INFORMATION GIVEN:

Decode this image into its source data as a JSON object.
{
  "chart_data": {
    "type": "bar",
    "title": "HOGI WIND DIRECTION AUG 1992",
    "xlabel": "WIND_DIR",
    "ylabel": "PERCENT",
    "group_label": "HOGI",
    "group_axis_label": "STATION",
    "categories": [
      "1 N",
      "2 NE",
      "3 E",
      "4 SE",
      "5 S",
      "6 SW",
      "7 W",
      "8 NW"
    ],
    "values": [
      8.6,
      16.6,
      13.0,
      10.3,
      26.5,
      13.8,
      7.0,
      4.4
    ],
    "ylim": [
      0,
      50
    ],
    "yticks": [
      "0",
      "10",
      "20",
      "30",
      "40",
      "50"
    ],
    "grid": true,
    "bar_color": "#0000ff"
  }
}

PROBLEM DETAILS: Using the entries above, please restate each one word for word.

ANSWER IN FULL:
Decode this image into its source data as a JSON object.
{
  "chart_data": {
    "type": "bar",
    "title": "HOGI WIND DIRECTION AUG 1992",
    "xlabel": "WIND_DIR",
    "ylabel": "PERCENT",
    "group_label": "HOGI",
    "group_axis_label": "STATION",
    "categories": [
      "1 N",
      "2 NE",
      "3 E",
      "4 SE",
      "5 S",
      "6 SW",
      "7 W",
      "8 NW"
    ],
    "values": [
      8.6,
      16.6,
      13.0,
      10.3,
      26.5,
      13.8,
      7.0,
      4.4
    ],
    "ylim": [
      0,
      50
    ],
    "yticks": [
      "0",
      "10",
      "20",
      "30",
      "40",
      "50"
    ],
    "grid": true,
    "bar_color": "#0000ff"
  }
}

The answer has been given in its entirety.